■ Directions: What is the number of lines in the entries that include the word "from"? Respond with the number only.

■ Entries:

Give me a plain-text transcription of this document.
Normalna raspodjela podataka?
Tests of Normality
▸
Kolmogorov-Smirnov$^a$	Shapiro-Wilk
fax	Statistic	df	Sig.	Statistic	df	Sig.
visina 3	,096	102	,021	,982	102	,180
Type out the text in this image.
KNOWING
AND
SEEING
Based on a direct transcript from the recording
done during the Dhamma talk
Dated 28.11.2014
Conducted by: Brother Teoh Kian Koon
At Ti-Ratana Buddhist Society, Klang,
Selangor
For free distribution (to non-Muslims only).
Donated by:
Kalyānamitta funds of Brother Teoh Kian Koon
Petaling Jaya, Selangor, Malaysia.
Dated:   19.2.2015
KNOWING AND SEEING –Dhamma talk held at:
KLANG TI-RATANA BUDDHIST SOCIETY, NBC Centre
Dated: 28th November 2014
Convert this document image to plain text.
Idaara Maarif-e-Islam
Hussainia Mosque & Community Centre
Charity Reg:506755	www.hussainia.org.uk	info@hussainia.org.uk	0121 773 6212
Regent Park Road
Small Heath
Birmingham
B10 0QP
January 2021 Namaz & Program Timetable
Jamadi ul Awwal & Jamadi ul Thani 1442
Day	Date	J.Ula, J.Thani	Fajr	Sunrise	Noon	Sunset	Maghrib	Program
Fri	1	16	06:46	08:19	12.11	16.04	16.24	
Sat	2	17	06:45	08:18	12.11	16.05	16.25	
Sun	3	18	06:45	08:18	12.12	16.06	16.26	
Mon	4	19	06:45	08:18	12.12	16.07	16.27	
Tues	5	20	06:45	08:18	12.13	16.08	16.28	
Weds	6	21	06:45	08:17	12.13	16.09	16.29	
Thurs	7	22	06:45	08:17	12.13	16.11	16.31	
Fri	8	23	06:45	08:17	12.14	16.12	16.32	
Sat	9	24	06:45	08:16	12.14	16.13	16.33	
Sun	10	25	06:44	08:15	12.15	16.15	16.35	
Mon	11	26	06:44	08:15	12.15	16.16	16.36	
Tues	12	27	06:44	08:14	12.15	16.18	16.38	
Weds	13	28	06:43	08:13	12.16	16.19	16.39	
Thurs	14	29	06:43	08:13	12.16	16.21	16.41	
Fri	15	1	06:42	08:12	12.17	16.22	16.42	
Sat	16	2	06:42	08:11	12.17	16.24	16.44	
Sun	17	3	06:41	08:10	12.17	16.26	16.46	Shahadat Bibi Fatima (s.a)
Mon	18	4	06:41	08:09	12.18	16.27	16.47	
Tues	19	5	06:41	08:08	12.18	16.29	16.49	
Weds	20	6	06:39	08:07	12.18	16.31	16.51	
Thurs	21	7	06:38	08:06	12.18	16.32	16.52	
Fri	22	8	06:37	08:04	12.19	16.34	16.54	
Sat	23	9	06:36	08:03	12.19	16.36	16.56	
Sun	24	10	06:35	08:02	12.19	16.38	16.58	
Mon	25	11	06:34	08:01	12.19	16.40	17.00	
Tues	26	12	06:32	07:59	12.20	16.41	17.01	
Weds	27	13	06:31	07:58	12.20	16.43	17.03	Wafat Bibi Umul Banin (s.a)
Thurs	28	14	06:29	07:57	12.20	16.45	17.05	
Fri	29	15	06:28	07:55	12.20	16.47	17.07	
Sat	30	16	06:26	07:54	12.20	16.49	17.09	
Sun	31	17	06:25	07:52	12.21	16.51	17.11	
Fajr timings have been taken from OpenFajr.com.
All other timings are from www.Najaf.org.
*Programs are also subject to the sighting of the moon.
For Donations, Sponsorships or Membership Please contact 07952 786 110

■ Task solution: 3